::: Dataset records
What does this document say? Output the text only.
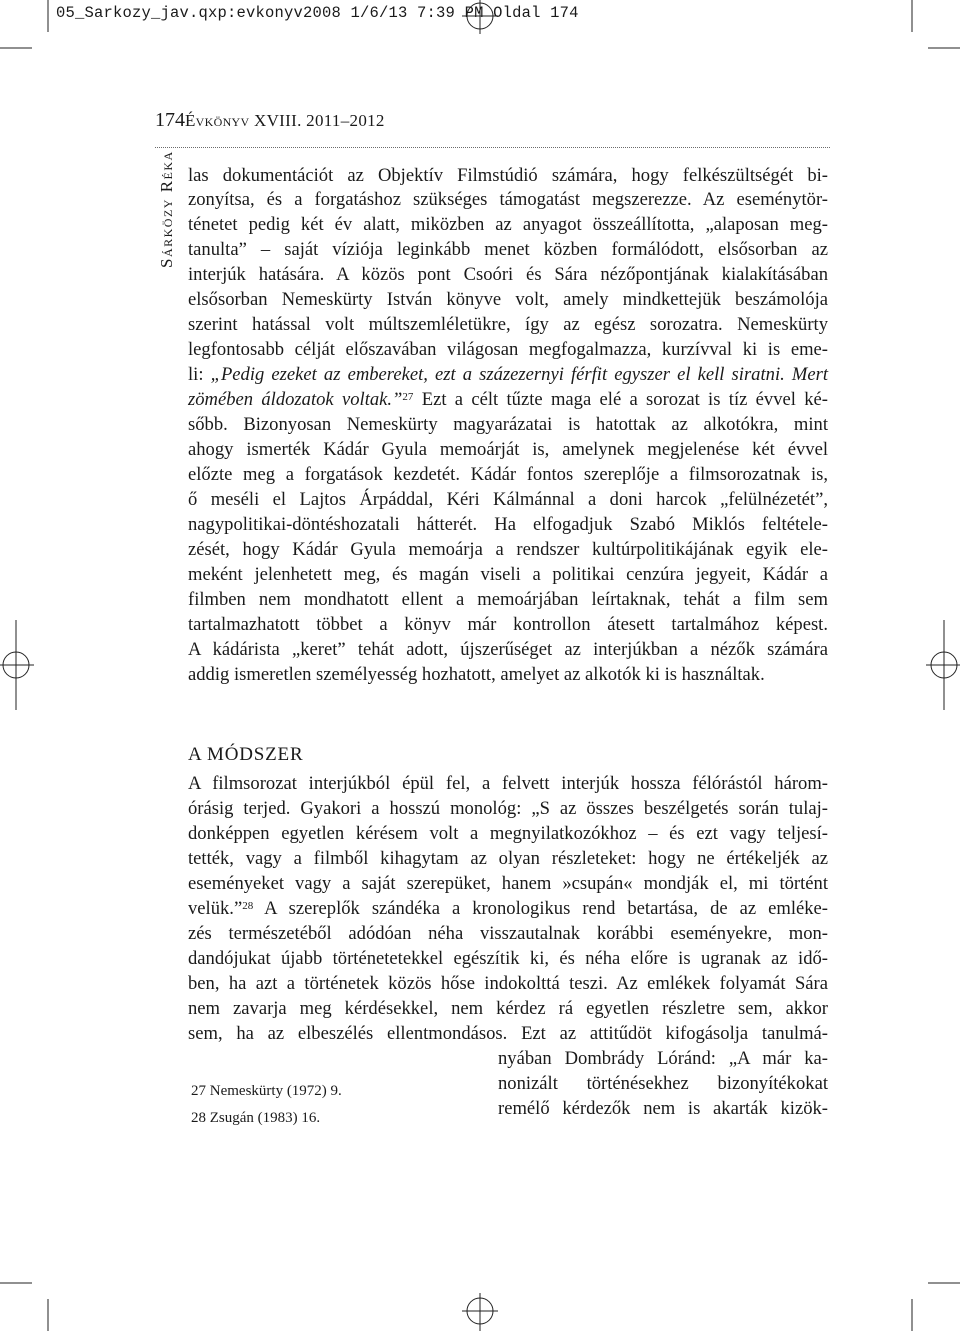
05_Sarkozy_jav.qxp:evkonyv2008 1/6/13 7:39 PM Oldal 174
174 Évkönyv XVIII. 2011–2012
Sárközy Réka las dokumentációt az Objektív Filmstúdió számára, hogy felkészültségét bi-
zonyítsa, és a forgatáshoz szükséges támogatást megszerezze. Az eseménytör-
ténetet pedig két év alatt, miközben az anyagot összeállította, „alaposan meg-
tanulta” – saját víziója leginkább menet közben formálódott, elsősorban az
interjúk hatására. A közös pont Csoóri és Sára nézőpontjának kialakításában
elsősorban Nemeskürty István könyve volt, amely mindkettejük beszámolója
szerint hatással volt múltszemléletükre, így az egész sorozatra. Nemeskürty
legfontosabb célját előszavában világosan megfogalmazza, kurzívval ki is eme-
li: „Pedig ezeket az embereket, ezt a százezernyi férfit egyszer el kell siratni. Mert
zömében áldozatok voltak.”$^{27}$ Ezt a célt tűzte maga elé a sorozat is tíz évvel ké-
sőbb. Bizonyosan Nemeskürty magyarázatai is hatottak az alkotókra, mint
ahogy ismerték Kádár Gyula memoárját is, amelynek megjelenése két évvel
előzte meg a forgatások kezdetét. Kádár fontos szereplője a filmsorozatnak is,
ő meséli el Lajtos Árpáddal, Kéri Kálmánnal a doni harcok „felülnézetét”,
nagypolitikai-döntéshozatali hátterét. Ha elfogadjuk Szabó Miklós feltétele-
zését, hogy Kádár Gyula memoárja a rendszer kultúrpolitikájának egyik ele-
meként jelenhetett meg, és magán viseli a politikai cenzúra jegyeit, Kádár a
filmben nem mondhatott ellent a memoárjában leírtaknak, tehát a film sem
tartalmazhatott többet a könyv már kontrollon átesett tartalmához képest.
A kádárista „keret” tehát adott, újszerűséget az interjúkban a nézők számára
addig ismeretlen személyesség hozhatott, amelyet az alkotók ki is használtak.
A MÓDSZER
A filmsorozat interjúkból épül fel, a felvett interjúk hossza félórástól három-
órásig terjed. Gyakori a hosszú monológ: „S az összes beszélgetés során tulaj-
donképpen egyetlen kérésem volt a megnyilatkozókhoz – és ezt vagy teljesí-
tették, vagy a filmből kihagytam az olyan részleteket: hogy ne értékeljék az
eseményeket vagy a saját szerepüket, hanem »csupán« mondják el, mi történt
velük.”$^{28}$ A szereplők szándéka a kronologikus rend betartása, de az emléke-
zés természetéből adódóan néha visszautalnak korábbi eseményekre, mon-
dandójukat újabb történetetekkel egészítik ki, és néha előre is ugranak az idő-
ben, ha azt a történetek közös hőse indokolttá teszi. Az emlékek folyamát Sára
nem zavarja meg kérdésekkel, nem kérdez rá egyetlen részletre sem, akkor
sem, ha az elbeszélés ellentmondásos. Ezt az attitűdöt kifogásolja tanulmá-
nyában Dombrády Lóránd: „A már ka-
nonizált történésekhez bizonyítékokat
remélő kérdezők nem is akarták kizök-
27 Nemeskürty (1972) 9.
28 Zsugán (1983) 16.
::::::
• Direction: Look through the material and say how many lines hold "évvel". Give the number only.

• Exercise output: 2